You are to retype all of the data exactly as it appears.

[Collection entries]
**********

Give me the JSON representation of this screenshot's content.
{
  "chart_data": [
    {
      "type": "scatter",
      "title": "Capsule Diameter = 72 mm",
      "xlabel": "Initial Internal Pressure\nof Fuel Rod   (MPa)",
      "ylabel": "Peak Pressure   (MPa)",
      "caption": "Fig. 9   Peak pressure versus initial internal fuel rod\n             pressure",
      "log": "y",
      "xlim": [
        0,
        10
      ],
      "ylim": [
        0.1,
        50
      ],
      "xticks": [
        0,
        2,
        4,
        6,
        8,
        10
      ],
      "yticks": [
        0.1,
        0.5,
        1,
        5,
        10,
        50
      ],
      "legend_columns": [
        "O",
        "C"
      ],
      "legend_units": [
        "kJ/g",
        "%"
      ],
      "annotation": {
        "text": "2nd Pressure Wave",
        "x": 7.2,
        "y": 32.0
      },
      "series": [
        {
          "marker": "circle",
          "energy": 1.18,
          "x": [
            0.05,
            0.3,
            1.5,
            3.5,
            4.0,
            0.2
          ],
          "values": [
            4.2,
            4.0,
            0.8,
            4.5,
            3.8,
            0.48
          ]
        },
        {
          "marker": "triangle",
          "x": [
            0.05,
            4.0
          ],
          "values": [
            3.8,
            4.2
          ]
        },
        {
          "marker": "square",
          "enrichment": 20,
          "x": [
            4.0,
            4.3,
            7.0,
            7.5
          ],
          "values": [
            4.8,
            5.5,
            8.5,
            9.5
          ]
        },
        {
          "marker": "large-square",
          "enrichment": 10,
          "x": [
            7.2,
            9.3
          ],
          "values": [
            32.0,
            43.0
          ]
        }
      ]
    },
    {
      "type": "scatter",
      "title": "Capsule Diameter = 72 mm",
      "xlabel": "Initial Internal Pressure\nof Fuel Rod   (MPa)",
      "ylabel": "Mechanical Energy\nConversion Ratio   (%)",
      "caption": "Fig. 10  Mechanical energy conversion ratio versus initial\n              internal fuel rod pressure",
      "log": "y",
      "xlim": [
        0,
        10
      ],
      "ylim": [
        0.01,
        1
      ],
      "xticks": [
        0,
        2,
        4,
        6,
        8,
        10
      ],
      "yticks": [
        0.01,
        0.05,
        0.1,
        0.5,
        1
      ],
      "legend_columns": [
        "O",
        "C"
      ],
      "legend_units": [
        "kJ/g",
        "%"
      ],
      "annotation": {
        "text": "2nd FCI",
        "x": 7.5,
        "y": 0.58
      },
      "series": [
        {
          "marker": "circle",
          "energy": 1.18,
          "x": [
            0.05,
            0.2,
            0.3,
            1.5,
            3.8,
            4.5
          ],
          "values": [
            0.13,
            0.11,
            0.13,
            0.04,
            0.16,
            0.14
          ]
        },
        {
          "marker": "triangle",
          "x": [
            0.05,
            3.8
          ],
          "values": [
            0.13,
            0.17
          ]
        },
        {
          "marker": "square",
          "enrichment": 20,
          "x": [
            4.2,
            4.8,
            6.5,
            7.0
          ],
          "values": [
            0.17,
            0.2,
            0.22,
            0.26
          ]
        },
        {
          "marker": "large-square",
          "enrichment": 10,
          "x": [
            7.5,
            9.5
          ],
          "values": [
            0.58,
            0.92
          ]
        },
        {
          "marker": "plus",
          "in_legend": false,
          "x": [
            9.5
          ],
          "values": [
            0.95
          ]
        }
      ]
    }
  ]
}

**********

• **REPLY**
Give me the JSON representation of this screenshot's content.
{
  "chart_data": [
    {
      "type": "scatter",
      "title": "Capsule Diameter = 72 mm",
      "xlabel": "Initial Internal Pressure\nof Fuel Rod   (MPa)",
      "ylabel": "Peak Pressure   (MPa)",
      "caption": "Fig. 9   Peak pressure versus initial internal fuel rod\n             pressure",
      "log": "y",
      "xlim": [
        0,
        10
      ],
      "ylim": [
        0.1,
        50
      ],
      "xticks": [
        0,
        2,
        4,
        6,
        8,
        10
      ],
      "yticks": [
        0.1,
        0.5,
        1,
        5,
        10,
        50
      ],
      "legend_columns": [
        "O",
        "C"
      ],
      "legend_units": [
        "kJ/g",
        "%"
      ],
      "annotation": {
        "text": "2nd Pressure Wave",
        "x": 7.2,
        "y": 32.0
      },
      "series": [
        {
          "marker": "circle",
          "energy": 1.18,
          "x": [
            0.05,
            0.3,
            1.5,
            3.5,
            4.0,
            0.2
          ],
          "values": [
            4.2,
            4.0,
            0.8,
            4.5,
            3.8,
            0.48
          ]
        },
        {
          "marker": "triangle",
          "x": [
            0.05,
            4.0
          ],
          "values": [
            3.8,
            4.2
          ]
        },
        {
          "marker": "square",
          "enrichment": 20,
          "x": [
            4.0,
            4.3,
            7.0,
            7.5
          ],
          "values": [
            4.8,
            5.5,
            8.5,
            9.5
          ]
        },
        {
          "marker": "large-square",
          "enrichment": 10,
          "x": [
            7.2,
            9.3
          ],
          "values": [
            32.0,
            43.0
          ]
        }
      ]
    },
    {
      "type": "scatter",
      "title": "Capsule Diameter = 72 mm",
      "xlabel": "Initial Internal Pressure\nof Fuel Rod   (MPa)",
      "ylabel": "Mechanical Energy\nConversion Ratio   (%)",
      "caption": "Fig. 10  Mechanical energy conversion ratio versus initial\n              internal fuel rod pressure",
      "log": "y",
      "xlim": [
        0,
        10
      ],
      "ylim": [
        0.01,
        1
      ],
      "xticks": [
        0,
        2,
        4,
        6,
        8,
        10
      ],
      "yticks": [
        0.01,
        0.05,
        0.1,
        0.5,
        1
      ],
      "legend_columns": [
        "O",
        "C"
      ],
      "legend_units": [
        "kJ/g",
        "%"
      ],
      "annotation": {
        "text": "2nd FCI",
        "x": 7.5,
        "y": 0.58
      },
      "series": [
        {
          "marker": "circle",
          "energy": 1.18,
          "x": [
            0.05,
            0.2,
            0.3,
            1.5,
            3.8,
            4.5
          ],
          "values": [
            0.13,
            0.11,
            0.13,
            0.04,
            0.16,
            0.14
          ]
        },
        {
          "marker": "triangle",
          "x": [
            0.05,
            3.8
          ],
          "values": [
            0.13,
            0.17
          ]
        },
        {
          "marker": "square",
          "enrichment": 20,
          "x": [
            4.2,
            4.8,
            6.5,
            7.0
          ],
          "values": [
            0.17,
            0.2,
            0.22,
            0.26
          ]
        },
        {
          "marker": "large-square",
          "enrichment": 10,
          "x": [
            7.5,
            9.5
          ],
          "values": [
            0.58,
            0.92
          ]
        },
        {
          "marker": "plus",
          "in_legend": false,
          "x": [
            9.5
          ],
          "values": [
            0.95
          ]
        }
      ]
    }
  ]
}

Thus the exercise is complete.